**Request:**
Pull every line with the word "tarixiy" out of the entries below.
* Begin Records supplied *
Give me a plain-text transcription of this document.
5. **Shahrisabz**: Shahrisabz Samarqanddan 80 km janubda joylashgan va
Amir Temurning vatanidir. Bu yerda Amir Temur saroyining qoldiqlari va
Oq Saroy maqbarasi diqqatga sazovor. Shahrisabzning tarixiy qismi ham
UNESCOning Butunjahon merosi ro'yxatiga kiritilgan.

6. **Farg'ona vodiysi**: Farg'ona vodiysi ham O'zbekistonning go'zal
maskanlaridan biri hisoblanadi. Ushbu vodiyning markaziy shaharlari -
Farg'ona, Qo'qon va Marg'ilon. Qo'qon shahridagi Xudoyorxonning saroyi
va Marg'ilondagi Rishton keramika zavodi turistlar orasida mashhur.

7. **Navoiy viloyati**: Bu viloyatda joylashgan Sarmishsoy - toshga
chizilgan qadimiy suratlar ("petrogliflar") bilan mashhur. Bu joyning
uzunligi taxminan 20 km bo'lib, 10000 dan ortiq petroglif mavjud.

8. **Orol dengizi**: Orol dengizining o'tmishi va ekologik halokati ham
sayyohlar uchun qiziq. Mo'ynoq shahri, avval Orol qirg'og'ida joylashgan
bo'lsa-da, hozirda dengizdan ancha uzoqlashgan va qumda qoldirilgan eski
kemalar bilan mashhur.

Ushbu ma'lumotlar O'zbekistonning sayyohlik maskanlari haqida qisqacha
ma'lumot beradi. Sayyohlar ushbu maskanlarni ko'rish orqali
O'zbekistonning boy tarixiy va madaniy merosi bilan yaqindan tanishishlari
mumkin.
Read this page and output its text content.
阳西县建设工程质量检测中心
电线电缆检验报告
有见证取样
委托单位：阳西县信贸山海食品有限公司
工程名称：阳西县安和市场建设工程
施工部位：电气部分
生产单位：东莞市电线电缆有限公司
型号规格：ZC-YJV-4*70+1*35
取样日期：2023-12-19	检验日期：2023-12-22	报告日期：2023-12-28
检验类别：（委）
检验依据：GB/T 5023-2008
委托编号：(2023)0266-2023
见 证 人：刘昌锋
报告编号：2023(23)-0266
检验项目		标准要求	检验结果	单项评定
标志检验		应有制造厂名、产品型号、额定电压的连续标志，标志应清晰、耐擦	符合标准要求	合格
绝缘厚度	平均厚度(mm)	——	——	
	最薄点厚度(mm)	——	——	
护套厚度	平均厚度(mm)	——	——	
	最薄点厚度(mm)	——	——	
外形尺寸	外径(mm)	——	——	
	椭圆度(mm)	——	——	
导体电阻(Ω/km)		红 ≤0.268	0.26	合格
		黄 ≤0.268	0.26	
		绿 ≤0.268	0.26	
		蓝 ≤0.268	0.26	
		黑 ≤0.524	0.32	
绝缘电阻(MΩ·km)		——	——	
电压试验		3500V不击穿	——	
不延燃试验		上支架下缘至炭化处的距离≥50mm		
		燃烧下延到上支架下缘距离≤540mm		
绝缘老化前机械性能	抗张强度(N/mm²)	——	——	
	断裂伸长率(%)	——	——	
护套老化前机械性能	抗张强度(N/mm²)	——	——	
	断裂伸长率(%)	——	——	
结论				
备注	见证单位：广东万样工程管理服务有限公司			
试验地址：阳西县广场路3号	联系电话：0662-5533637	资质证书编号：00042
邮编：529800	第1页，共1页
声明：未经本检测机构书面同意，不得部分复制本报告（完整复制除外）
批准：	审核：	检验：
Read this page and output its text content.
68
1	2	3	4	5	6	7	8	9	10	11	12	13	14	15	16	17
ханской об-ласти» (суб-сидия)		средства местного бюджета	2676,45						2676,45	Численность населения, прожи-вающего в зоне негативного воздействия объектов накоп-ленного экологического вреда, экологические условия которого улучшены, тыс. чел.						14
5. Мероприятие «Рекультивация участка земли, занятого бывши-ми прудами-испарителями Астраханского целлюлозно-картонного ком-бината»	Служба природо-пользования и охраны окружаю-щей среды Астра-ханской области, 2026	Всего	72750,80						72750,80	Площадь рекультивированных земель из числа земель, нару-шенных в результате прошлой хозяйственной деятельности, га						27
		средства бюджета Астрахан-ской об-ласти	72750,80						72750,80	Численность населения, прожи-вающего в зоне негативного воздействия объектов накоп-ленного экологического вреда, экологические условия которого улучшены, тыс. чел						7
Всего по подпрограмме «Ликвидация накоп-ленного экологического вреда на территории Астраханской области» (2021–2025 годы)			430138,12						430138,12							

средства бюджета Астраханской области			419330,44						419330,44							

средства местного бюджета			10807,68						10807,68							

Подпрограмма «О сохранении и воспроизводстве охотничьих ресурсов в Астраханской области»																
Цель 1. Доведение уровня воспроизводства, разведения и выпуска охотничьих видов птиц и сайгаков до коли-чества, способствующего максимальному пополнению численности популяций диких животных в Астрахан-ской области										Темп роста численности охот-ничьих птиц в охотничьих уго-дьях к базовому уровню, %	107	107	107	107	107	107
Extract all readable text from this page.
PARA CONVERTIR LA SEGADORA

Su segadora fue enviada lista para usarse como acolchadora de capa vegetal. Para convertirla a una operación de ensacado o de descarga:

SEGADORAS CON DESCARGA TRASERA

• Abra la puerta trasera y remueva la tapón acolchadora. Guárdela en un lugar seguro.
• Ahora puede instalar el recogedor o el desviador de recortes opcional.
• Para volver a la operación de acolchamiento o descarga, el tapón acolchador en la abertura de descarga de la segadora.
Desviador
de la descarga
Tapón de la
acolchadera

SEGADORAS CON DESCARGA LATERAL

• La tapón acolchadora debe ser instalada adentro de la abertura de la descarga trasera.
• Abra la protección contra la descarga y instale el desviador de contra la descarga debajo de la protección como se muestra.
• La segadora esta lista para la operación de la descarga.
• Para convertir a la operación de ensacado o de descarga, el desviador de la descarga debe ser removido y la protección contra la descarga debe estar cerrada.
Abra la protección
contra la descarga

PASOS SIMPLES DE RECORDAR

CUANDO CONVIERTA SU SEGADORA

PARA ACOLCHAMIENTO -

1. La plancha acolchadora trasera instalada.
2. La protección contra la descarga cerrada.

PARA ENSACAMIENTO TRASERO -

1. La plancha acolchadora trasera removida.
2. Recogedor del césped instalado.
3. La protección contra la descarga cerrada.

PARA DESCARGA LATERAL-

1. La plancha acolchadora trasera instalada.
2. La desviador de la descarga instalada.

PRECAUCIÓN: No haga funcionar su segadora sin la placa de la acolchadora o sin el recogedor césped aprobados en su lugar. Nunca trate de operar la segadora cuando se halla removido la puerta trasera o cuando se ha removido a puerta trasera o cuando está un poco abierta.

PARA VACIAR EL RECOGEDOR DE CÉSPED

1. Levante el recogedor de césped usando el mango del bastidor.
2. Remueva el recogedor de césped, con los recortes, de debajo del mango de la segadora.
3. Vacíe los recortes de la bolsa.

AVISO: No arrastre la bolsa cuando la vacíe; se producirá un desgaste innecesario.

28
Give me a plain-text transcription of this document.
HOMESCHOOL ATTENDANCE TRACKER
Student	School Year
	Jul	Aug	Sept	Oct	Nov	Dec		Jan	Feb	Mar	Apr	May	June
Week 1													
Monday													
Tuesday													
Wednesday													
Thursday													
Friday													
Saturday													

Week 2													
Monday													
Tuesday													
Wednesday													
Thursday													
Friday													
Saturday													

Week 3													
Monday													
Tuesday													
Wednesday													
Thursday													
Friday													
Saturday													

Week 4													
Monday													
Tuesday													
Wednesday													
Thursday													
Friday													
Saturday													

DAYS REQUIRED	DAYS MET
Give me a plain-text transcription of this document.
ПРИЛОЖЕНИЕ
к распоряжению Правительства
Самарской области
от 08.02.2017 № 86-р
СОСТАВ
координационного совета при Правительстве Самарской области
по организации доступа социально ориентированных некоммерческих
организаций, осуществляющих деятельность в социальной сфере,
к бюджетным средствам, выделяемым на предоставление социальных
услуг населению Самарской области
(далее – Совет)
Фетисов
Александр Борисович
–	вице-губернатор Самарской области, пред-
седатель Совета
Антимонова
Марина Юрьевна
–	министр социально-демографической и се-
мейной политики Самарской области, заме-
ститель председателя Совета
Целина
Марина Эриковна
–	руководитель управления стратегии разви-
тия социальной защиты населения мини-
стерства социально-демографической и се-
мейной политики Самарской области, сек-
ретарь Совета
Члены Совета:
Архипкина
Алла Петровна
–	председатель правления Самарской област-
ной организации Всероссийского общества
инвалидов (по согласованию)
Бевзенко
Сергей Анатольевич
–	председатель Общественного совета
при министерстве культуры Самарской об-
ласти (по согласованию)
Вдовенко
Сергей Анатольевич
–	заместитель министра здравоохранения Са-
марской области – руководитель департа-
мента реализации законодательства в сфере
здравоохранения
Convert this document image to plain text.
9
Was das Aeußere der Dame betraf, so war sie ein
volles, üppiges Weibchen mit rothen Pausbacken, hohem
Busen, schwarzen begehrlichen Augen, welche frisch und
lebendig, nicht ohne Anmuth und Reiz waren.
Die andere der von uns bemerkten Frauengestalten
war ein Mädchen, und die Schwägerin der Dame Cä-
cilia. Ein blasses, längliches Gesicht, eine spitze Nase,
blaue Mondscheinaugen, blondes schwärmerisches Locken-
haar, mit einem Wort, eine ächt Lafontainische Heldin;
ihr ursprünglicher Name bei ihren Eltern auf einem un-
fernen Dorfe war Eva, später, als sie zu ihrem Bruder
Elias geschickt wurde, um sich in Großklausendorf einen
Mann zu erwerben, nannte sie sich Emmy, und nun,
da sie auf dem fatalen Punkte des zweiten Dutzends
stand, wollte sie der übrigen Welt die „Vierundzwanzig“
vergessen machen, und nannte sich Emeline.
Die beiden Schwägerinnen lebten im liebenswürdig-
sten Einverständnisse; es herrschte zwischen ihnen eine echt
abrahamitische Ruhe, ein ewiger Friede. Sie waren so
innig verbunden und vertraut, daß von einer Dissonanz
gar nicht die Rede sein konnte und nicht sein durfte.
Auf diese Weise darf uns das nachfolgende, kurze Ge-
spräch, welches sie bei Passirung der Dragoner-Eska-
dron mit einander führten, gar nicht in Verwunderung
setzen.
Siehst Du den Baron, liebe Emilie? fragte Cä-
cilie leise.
* End Records supplied *
**Answer in full:**
Oq Saroy maqbarasi diqqatga sazovor. Shahrisabzning tarixiy qismi ham
O'zbekistonning boy tarixiy va madaniy merosi bilan yaqindan tanishishlari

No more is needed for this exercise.